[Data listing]
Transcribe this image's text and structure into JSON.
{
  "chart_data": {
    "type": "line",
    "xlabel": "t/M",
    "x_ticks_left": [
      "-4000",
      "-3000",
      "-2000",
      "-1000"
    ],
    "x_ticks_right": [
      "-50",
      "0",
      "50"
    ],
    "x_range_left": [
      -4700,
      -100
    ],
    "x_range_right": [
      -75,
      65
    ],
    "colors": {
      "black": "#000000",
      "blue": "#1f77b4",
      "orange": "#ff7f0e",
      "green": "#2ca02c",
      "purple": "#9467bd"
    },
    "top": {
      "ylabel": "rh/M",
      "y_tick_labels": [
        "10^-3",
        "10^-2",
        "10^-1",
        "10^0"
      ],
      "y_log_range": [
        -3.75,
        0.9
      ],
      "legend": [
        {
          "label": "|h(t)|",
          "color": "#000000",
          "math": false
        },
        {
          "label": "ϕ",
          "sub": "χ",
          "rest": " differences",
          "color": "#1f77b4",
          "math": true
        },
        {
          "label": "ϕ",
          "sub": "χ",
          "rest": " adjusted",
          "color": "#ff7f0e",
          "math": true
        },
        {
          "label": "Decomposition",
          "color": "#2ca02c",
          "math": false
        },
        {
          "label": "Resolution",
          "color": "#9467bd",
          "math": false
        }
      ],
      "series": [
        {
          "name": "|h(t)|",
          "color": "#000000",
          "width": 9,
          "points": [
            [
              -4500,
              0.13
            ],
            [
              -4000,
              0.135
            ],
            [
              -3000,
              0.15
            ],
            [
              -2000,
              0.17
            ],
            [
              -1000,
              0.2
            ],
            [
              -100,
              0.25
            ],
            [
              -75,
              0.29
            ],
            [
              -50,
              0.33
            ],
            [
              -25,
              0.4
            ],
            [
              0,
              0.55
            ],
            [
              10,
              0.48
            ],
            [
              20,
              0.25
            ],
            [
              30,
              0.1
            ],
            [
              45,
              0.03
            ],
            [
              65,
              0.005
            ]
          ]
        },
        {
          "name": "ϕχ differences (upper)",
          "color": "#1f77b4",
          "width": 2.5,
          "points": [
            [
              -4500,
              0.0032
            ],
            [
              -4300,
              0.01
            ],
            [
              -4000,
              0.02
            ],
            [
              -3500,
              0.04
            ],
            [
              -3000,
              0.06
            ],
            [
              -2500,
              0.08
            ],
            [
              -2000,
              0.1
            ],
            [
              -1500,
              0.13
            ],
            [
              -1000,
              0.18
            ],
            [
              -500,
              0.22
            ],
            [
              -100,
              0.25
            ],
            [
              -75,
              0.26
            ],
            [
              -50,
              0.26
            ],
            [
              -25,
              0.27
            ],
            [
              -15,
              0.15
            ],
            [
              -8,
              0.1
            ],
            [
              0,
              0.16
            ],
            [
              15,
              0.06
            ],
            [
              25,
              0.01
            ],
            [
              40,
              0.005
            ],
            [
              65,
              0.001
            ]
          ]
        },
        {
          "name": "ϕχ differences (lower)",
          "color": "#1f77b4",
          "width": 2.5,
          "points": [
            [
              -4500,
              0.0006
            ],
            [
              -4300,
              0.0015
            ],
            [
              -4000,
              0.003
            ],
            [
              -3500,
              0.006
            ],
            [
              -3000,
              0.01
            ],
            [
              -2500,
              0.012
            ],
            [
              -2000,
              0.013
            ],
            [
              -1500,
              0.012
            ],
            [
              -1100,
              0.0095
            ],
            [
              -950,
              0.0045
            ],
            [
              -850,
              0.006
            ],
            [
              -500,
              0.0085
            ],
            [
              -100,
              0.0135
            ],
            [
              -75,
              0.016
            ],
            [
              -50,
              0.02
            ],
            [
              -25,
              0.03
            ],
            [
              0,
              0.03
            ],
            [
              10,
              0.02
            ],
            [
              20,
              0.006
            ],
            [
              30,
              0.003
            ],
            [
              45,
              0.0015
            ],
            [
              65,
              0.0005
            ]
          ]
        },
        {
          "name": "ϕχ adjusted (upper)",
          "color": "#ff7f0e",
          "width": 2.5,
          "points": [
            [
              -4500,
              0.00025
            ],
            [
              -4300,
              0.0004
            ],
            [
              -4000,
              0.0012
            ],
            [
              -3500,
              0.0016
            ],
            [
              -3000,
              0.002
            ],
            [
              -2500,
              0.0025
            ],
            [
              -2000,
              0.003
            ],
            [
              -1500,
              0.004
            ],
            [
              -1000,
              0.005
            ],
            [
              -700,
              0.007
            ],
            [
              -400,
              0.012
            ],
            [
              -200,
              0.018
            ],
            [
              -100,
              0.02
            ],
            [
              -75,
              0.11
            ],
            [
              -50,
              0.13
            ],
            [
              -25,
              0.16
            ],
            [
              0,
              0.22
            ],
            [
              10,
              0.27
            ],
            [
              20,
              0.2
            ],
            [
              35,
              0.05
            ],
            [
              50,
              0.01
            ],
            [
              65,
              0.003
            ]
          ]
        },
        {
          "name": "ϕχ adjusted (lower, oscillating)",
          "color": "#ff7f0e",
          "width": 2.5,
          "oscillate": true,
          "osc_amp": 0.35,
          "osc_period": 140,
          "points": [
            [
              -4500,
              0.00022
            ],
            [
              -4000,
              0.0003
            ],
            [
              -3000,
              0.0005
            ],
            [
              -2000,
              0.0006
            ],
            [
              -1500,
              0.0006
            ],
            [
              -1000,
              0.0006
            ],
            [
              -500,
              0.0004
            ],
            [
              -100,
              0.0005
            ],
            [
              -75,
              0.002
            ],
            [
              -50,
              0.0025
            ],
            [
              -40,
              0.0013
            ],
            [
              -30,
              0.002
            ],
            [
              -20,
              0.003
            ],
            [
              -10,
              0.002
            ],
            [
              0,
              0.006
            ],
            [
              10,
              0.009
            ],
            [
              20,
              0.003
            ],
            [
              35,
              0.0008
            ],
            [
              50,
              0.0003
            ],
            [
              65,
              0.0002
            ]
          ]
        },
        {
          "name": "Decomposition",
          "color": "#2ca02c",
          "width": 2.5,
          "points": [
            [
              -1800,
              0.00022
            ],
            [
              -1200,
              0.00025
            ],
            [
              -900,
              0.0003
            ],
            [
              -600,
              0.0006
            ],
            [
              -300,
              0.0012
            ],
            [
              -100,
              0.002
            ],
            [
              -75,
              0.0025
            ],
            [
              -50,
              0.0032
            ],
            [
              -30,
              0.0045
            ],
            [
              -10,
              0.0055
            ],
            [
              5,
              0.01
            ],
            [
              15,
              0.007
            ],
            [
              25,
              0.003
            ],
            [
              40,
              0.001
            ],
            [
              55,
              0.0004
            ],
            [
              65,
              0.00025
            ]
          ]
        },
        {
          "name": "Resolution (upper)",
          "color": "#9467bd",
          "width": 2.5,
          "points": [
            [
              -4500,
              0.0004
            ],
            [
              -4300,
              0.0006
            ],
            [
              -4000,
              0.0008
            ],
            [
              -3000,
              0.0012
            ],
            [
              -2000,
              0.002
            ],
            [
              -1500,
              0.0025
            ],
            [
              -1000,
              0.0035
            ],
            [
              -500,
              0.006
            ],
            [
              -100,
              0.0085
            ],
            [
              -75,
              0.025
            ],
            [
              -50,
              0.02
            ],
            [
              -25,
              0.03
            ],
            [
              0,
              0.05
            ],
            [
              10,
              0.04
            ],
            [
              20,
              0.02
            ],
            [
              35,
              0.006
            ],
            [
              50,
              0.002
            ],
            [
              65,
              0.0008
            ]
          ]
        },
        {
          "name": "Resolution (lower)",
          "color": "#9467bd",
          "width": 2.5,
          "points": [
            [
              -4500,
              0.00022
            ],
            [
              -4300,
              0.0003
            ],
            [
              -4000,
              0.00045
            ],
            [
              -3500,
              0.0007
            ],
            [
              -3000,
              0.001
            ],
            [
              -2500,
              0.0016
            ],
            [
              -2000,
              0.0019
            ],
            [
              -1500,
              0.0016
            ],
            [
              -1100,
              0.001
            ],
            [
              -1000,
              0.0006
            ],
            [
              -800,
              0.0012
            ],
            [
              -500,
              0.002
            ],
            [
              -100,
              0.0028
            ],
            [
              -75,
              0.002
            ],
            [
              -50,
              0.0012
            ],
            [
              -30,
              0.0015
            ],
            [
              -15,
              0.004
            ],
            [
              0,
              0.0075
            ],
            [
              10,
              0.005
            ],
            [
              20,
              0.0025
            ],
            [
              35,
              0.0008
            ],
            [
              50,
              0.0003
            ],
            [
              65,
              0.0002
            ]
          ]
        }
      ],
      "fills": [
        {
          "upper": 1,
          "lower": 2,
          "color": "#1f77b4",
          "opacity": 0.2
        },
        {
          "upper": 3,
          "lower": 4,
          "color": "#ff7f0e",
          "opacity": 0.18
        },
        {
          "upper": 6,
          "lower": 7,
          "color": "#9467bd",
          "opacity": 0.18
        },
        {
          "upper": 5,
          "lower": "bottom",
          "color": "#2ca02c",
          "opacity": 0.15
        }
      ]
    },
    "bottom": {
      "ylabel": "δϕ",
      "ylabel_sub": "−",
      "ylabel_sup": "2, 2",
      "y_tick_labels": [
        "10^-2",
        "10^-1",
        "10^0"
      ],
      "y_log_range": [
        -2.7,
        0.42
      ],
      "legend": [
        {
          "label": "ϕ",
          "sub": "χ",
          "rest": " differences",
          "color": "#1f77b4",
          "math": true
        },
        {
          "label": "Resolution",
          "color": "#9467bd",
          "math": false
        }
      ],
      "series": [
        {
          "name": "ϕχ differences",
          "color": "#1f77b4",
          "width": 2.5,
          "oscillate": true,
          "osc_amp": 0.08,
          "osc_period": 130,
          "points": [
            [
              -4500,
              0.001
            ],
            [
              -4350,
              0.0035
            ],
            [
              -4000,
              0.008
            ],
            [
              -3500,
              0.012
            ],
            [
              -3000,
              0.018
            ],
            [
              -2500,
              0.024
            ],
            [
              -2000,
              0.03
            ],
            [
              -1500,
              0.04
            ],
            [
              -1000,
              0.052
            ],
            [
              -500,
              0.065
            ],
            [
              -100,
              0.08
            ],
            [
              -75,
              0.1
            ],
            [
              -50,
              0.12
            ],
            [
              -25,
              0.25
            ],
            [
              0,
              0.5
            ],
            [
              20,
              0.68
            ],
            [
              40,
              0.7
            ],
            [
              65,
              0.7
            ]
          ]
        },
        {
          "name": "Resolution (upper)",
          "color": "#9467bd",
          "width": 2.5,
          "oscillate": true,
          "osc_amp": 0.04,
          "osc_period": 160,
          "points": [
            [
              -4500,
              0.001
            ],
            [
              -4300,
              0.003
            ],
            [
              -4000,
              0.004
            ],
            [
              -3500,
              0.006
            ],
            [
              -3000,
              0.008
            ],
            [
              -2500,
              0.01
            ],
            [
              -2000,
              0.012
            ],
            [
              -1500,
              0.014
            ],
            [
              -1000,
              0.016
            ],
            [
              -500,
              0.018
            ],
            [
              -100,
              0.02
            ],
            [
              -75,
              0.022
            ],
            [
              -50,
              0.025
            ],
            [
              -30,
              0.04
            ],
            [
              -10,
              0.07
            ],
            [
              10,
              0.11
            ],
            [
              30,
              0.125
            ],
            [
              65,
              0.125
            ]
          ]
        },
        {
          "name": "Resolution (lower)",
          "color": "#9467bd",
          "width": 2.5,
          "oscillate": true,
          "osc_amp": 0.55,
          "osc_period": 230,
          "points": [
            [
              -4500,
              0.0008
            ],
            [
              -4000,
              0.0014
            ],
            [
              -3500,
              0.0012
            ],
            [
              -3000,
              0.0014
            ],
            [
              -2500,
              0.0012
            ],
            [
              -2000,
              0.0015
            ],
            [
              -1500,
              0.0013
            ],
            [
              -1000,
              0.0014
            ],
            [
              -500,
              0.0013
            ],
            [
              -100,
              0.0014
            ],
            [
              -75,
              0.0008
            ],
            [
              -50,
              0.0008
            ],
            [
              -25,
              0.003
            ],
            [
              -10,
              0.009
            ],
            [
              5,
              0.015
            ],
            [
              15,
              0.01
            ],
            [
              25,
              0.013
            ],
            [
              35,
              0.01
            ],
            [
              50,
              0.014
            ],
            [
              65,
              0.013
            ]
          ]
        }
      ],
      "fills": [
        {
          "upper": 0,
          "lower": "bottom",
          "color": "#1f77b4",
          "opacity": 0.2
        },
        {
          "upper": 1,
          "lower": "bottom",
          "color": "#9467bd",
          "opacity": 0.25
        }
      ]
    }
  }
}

SET EXERCISE: Above are entries; state the number of lines among them that contain "differences", and nothing else.

FINAL RESULT: 5